Records provided:
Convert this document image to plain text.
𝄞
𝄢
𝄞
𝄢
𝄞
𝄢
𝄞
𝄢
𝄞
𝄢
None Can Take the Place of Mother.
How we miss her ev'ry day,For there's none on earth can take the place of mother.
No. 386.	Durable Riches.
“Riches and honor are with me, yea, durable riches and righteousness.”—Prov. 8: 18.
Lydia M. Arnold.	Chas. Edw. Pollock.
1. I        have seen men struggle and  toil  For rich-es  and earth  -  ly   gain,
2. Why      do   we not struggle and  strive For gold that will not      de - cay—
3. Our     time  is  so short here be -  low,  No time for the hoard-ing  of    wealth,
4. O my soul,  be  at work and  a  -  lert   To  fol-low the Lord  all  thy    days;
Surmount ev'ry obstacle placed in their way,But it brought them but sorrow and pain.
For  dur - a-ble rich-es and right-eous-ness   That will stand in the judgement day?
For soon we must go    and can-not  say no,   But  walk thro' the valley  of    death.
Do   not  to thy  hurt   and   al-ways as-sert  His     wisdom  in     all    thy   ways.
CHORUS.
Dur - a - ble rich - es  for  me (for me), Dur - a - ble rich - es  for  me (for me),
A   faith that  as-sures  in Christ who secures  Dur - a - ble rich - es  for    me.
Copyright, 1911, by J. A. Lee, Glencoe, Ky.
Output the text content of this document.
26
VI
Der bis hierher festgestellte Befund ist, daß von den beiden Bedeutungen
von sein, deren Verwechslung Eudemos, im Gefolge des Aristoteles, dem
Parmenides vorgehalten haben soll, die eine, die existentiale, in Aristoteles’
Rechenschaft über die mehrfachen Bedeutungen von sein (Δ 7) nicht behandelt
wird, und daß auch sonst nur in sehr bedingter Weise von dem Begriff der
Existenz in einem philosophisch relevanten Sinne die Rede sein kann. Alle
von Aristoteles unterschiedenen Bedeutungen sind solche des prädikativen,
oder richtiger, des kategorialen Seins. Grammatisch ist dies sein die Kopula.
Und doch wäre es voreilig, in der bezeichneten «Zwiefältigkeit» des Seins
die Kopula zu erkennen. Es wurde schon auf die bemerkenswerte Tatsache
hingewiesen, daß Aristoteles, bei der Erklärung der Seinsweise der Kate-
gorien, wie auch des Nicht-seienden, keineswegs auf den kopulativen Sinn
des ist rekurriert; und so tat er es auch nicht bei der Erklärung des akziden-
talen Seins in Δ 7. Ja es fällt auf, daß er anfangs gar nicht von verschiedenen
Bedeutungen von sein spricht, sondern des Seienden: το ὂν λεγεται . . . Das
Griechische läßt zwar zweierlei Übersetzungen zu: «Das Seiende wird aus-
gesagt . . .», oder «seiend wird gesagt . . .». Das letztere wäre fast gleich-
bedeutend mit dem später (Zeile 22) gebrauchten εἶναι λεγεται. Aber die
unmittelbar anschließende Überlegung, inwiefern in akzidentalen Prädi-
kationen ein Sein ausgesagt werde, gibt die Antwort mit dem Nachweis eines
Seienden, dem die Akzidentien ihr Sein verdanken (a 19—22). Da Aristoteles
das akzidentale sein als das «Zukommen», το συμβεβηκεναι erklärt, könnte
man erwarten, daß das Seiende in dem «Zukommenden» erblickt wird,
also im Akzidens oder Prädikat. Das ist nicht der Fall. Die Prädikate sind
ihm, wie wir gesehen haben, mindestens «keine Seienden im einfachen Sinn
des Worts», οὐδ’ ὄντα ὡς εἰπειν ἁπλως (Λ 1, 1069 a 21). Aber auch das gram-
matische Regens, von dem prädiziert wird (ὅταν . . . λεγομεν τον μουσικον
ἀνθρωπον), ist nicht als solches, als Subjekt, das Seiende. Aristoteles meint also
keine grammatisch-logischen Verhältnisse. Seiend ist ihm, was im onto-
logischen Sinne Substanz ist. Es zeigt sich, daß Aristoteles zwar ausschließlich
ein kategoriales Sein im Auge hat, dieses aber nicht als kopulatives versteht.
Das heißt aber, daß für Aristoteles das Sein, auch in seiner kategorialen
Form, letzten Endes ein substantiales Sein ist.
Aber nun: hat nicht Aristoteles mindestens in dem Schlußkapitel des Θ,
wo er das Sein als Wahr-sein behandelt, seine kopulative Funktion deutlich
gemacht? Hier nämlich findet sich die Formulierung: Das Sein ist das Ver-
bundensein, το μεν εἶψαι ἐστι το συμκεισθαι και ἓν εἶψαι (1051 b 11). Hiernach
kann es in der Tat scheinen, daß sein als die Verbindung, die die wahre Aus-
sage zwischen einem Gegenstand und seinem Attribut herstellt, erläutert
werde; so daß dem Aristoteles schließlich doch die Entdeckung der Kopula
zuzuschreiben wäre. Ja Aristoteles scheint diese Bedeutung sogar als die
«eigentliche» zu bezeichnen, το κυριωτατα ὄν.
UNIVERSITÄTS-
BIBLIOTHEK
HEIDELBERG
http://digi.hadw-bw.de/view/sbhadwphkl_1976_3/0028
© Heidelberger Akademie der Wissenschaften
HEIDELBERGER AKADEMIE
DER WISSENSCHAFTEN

Problem to work on: Only the number is needed: state how many lines in the listing contain "Erklärung".

Answer in full: 2